══ RECORD LIST

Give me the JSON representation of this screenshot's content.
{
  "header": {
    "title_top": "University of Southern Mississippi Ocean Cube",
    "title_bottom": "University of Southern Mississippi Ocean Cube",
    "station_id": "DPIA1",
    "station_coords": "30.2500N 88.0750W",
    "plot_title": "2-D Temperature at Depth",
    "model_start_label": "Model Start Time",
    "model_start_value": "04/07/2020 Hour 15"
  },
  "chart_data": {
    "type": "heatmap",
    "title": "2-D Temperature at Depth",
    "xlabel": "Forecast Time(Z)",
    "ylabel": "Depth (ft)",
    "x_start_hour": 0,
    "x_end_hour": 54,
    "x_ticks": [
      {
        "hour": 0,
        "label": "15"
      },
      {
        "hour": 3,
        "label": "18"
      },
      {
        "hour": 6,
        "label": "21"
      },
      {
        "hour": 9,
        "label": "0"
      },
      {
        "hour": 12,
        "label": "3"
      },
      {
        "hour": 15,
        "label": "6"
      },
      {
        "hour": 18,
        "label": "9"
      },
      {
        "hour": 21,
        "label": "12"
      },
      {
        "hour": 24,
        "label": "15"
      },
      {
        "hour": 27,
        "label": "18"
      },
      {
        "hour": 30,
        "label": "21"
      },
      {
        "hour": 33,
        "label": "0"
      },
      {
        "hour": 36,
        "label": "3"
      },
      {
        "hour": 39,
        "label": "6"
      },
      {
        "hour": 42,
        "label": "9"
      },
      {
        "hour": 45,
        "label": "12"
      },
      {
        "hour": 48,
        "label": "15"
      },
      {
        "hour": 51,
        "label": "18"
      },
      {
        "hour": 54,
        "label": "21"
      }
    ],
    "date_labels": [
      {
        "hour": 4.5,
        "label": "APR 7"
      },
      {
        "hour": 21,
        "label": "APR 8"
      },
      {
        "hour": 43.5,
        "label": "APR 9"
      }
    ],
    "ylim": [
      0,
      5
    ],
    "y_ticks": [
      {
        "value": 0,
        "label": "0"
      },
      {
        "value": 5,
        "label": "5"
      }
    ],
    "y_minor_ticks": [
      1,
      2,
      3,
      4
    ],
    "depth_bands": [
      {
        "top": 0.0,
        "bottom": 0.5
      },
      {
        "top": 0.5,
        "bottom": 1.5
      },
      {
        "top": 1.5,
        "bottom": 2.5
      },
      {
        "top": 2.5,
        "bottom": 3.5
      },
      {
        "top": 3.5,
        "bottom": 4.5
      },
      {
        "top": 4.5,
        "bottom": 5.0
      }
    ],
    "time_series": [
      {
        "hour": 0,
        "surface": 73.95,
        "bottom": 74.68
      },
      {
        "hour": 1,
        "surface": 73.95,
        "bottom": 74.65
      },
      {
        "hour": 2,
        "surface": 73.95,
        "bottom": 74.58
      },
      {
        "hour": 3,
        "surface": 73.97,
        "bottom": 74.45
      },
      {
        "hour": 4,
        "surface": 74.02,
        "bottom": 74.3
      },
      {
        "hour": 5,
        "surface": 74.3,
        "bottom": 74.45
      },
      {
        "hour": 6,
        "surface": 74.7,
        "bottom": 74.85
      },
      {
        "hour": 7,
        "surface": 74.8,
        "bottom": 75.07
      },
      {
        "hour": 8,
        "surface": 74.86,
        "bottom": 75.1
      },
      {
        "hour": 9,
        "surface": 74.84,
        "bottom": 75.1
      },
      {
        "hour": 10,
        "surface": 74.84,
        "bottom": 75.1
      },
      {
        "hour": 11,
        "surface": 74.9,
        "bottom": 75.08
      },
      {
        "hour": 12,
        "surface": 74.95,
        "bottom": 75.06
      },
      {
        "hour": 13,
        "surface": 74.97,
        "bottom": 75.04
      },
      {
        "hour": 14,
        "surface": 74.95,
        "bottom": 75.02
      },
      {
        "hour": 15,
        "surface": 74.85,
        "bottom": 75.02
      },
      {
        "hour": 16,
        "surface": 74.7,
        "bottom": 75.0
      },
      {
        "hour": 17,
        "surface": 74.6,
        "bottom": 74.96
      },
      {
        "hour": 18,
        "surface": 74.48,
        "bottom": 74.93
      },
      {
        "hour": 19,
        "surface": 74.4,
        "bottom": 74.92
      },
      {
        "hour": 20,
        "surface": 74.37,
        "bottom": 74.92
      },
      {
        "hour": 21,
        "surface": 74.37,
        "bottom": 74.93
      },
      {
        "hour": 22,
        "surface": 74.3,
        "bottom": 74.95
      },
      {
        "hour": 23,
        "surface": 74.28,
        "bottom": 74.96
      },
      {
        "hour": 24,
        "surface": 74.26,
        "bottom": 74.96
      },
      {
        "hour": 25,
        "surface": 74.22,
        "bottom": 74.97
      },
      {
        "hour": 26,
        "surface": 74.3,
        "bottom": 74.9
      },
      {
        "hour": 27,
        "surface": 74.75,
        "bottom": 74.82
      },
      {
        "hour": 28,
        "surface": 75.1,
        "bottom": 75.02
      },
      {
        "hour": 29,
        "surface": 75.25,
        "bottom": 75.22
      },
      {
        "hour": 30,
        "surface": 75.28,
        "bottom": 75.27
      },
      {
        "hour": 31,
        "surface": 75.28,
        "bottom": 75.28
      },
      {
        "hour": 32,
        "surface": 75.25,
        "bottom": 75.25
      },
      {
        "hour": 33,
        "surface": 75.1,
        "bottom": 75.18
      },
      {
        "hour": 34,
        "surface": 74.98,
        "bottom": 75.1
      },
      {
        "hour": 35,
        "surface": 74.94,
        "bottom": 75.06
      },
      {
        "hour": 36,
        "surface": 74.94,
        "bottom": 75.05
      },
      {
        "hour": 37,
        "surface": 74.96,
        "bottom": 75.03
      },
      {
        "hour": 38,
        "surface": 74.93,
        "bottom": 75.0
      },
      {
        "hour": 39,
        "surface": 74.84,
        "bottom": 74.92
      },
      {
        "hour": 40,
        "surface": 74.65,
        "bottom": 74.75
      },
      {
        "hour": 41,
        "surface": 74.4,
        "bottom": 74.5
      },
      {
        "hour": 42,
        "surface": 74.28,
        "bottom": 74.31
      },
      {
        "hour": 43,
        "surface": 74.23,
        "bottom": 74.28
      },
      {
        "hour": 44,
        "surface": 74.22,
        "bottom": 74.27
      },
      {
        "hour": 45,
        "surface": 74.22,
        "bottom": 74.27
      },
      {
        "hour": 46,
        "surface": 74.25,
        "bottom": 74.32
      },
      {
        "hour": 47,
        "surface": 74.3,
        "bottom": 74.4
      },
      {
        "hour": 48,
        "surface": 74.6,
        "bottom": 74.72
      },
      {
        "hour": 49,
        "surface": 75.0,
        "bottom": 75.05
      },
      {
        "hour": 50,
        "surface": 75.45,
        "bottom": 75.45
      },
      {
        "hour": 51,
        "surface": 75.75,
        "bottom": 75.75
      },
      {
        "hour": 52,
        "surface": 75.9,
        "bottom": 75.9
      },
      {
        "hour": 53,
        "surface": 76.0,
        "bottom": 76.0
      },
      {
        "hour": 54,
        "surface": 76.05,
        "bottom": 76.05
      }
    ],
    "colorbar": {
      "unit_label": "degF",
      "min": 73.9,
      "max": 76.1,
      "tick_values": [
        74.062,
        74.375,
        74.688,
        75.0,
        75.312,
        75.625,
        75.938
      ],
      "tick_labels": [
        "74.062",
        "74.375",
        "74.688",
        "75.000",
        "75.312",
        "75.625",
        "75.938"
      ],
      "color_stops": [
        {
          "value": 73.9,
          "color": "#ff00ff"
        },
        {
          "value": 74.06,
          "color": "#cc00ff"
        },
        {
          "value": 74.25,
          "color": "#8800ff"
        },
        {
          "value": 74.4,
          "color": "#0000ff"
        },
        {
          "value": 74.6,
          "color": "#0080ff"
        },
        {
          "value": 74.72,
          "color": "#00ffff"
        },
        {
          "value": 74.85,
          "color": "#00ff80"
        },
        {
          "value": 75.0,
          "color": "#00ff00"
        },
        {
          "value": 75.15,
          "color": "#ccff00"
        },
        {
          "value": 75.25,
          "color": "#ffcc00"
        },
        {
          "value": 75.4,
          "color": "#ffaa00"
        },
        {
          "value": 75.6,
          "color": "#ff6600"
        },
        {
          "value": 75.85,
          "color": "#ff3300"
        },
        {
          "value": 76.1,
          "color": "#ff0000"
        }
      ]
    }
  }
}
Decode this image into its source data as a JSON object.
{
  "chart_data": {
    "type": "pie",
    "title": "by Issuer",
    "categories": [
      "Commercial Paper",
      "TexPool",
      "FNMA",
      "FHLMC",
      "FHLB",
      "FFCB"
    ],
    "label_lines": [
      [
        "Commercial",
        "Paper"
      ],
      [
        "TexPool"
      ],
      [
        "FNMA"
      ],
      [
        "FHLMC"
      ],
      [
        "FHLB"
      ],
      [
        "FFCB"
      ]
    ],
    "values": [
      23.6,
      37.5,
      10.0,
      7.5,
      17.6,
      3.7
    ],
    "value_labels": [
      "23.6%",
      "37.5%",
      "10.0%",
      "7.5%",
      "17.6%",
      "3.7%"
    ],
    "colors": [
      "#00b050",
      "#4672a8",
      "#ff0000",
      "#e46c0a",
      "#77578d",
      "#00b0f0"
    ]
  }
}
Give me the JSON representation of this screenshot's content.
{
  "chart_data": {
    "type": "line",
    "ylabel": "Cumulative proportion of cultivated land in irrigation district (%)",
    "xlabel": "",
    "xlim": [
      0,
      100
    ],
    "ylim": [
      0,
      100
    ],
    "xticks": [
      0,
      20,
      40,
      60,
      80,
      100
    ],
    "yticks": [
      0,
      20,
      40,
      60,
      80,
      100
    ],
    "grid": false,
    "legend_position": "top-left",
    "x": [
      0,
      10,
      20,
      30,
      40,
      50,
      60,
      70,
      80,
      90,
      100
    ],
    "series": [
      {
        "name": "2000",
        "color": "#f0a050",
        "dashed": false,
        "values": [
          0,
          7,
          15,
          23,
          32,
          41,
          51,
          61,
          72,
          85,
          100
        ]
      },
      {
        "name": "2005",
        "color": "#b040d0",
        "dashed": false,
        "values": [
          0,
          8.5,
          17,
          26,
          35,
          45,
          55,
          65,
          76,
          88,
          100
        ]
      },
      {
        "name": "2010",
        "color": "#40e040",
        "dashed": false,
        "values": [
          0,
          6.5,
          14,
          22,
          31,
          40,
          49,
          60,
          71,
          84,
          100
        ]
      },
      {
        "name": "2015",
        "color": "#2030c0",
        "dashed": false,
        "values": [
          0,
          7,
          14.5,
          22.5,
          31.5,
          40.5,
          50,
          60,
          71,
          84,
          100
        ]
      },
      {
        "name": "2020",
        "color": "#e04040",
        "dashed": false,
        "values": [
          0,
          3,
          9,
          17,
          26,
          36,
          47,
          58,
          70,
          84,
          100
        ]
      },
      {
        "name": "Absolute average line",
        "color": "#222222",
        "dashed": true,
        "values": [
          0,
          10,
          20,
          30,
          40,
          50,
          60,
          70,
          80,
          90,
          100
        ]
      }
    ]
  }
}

════

WORK TO COMPLETE: Look through the entries above and report the number of lines that contain "name". Write only the number.

WORKED SOLUTION: 6